▶ [WHAT THE TASK ASKS] The listing below is to be output in its exact form.

# # #

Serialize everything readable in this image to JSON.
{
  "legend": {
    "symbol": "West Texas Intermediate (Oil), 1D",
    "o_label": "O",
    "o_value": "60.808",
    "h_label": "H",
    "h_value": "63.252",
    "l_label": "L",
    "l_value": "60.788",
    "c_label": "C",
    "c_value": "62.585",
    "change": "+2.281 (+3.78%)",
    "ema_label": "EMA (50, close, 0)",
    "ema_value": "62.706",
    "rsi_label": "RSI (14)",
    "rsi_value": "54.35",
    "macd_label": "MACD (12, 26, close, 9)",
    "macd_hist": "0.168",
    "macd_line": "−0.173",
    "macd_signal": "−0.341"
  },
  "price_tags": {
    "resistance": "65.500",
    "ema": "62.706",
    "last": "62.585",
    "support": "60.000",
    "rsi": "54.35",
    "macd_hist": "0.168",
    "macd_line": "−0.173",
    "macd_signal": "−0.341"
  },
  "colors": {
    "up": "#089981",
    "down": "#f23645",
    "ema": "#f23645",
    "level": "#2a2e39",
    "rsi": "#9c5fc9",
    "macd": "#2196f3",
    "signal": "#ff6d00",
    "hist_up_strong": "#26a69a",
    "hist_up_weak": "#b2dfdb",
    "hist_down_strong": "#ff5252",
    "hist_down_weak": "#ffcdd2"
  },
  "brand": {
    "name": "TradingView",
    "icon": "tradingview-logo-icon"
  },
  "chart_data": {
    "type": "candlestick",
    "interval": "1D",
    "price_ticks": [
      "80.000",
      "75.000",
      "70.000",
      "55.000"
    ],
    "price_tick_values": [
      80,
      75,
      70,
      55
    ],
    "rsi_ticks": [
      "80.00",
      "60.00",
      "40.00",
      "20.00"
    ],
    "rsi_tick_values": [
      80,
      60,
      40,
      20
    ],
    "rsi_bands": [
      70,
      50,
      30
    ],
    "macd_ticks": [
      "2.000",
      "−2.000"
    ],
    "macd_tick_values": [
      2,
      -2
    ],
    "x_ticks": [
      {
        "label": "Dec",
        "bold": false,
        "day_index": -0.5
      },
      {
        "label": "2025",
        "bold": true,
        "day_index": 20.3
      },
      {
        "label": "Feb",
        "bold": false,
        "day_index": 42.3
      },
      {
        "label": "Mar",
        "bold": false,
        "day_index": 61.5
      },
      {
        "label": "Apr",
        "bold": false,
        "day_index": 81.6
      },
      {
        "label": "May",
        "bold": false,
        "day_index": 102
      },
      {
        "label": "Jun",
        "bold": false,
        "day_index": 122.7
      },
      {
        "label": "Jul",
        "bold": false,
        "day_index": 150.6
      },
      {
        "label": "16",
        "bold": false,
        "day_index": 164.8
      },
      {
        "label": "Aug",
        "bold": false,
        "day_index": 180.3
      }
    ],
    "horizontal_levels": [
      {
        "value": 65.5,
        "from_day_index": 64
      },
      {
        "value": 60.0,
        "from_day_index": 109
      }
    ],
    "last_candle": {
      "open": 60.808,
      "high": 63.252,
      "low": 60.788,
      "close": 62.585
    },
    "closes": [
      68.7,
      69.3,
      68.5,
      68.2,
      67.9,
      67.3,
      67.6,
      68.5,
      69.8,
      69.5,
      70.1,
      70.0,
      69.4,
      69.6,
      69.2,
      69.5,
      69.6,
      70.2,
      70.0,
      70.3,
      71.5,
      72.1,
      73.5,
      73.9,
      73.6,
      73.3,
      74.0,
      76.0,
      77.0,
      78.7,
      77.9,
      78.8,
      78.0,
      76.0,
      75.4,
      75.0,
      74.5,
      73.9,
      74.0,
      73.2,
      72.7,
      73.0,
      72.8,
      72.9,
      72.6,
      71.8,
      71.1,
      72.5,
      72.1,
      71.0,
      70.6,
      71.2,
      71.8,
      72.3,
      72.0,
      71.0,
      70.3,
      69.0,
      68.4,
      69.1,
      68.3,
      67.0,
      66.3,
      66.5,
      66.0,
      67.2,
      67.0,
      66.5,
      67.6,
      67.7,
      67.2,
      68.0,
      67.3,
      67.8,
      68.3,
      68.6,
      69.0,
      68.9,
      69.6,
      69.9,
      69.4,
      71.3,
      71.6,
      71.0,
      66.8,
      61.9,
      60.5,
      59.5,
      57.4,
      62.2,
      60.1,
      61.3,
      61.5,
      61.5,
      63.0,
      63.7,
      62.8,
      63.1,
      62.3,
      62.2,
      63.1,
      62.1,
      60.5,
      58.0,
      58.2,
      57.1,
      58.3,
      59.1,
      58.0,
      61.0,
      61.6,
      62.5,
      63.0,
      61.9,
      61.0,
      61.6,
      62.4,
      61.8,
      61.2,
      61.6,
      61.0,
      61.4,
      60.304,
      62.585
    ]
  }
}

# # #

▶ [FINAL RESULT]
Serialize everything readable in this image to JSON.
{
  "legend": {
    "symbol": "West Texas Intermediate (Oil), 1D",
    "o_label": "O",
    "o_value": "60.808",
    "h_label": "H",
    "h_value": "63.252",
    "l_label": "L",
    "l_value": "60.788",
    "c_label": "C",
    "c_value": "62.585",
    "change": "+2.281 (+3.78%)",
    "ema_label": "EMA (50, close, 0)",
    "ema_value": "62.706",
    "rsi_label": "RSI (14)",
    "rsi_value": "54.35",
    "macd_label": "MACD (12, 26, close, 9)",
    "macd_hist": "0.168",
    "macd_line": "−0.173",
    "macd_signal": "−0.341"
  },
  "price_tags": {
    "resistance": "65.500",
    "ema": "62.706",
    "last": "62.585",
    "support": "60.000",
    "rsi": "54.35",
    "macd_hist": "0.168",
    "macd_line": "−0.173",
    "macd_signal": "−0.341"
  },
  "colors": {
    "up": "#089981",
    "down": "#f23645",
    "ema": "#f23645",
    "level": "#2a2e39",
    "rsi": "#9c5fc9",
    "macd": "#2196f3",
    "signal": "#ff6d00",
    "hist_up_strong": "#26a69a",
    "hist_up_weak": "#b2dfdb",
    "hist_down_strong": "#ff5252",
    "hist_down_weak": "#ffcdd2"
  },
  "brand": {
    "name": "TradingView",
    "icon": "tradingview-logo-icon"
  },
  "chart_data": {
    "type": "candlestick",
    "interval": "1D",
    "price_ticks": [
      "80.000",
      "75.000",
      "70.000",
      "55.000"
    ],
    "price_tick_values": [
      80,
      75,
      70,
      55
    ],
    "rsi_ticks": [
      "80.00",
      "60.00",
      "40.00",
      "20.00"
    ],
    "rsi_tick_values": [
      80,
      60,
      40,
      20
    ],
    "rsi_bands": [
      70,
      50,
      30
    ],
    "macd_ticks": [
      "2.000",
      "−2.000"
    ],
    "macd_tick_values": [
      2,
      -2
    ],
    "x_ticks": [
      {
        "label": "Dec",
        "bold": false,
        "day_index": -0.5
      },
      {
        "label": "2025",
        "bold": true,
        "day_index": 20.3
      },
      {
        "label": "Feb",
        "bold": false,
        "day_index": 42.3
      },
      {
        "label": "Mar",
        "bold": false,
        "day_index": 61.5
      },
      {
        "label": "Apr",
        "bold": false,
        "day_index": 81.6
      },
      {
        "label": "May",
        "bold": false,
        "day_index": 102
      },
      {
        "label": "Jun",
        "bold": false,
        "day_index": 122.7
      },
      {
        "label": "Jul",
        "bold": false,
        "day_index": 150.6
      },
      {
        "label": "16",
        "bold": false,
        "day_index": 164.8
      },
      {
        "label": "Aug",
        "bold": false,
        "day_index": 180.3
      }
    ],
    "horizontal_levels": [
      {
        "value": 65.5,
        "from_day_index": 64
      },
      {
        "value": 60.0,
        "from_day_index": 109
      }
    ],
    "last_candle": {
      "open": 60.808,
      "high": 63.252,
      "low": 60.788,
      "close": 62.585
    },
    "closes": [
      68.7,
      69.3,
      68.5,
      68.2,
      67.9,
      67.3,
      67.6,
      68.5,
      69.8,
      69.5,
      70.1,
      70.0,
      69.4,
      69.6,
      69.2,
      69.5,
      69.6,
      70.2,
      70.0,
      70.3,
      71.5,
      72.1,
      73.5,
      73.9,
      73.6,
      73.3,
      74.0,
      76.0,
      77.0,
      78.7,
      77.9,
      78.8,
      78.0,
      76.0,
      75.4,
      75.0,
      74.5,
      73.9,
      74.0,
      73.2,
      72.7,
      73.0,
      72.8,
      72.9,
      72.6,
      71.8,
      71.1,
      72.5,
      72.1,
      71.0,
      70.6,
      71.2,
      71.8,
      72.3,
      72.0,
      71.0,
      70.3,
      69.0,
      68.4,
      69.1,
      68.3,
      67.0,
      66.3,
      66.5,
      66.0,
      67.2,
      67.0,
      66.5,
      67.6,
      67.7,
      67.2,
      68.0,
      67.3,
      67.8,
      68.3,
      68.6,
      69.0,
      68.9,
      69.6,
      69.9,
      69.4,
      71.3,
      71.6,
      71.0,
      66.8,
      61.9,
      60.5,
      59.5,
      57.4,
      62.2,
      60.1,
      61.3,
      61.5,
      61.5,
      63.0,
      63.7,
      62.8,
      63.1,
      62.3,
      62.2,
      63.1,
      62.1,
      60.5,
      58.0,
      58.2,
      57.1,
      58.3,
      59.1,
      58.0,
      61.0,
      61.6,
      62.5,
      63.0,
      61.9,
      61.0,
      61.6,
      62.4,
      61.8,
      61.2,
      61.6,
      61.0,
      61.4,
      60.304,
      62.585
    ]
  }
}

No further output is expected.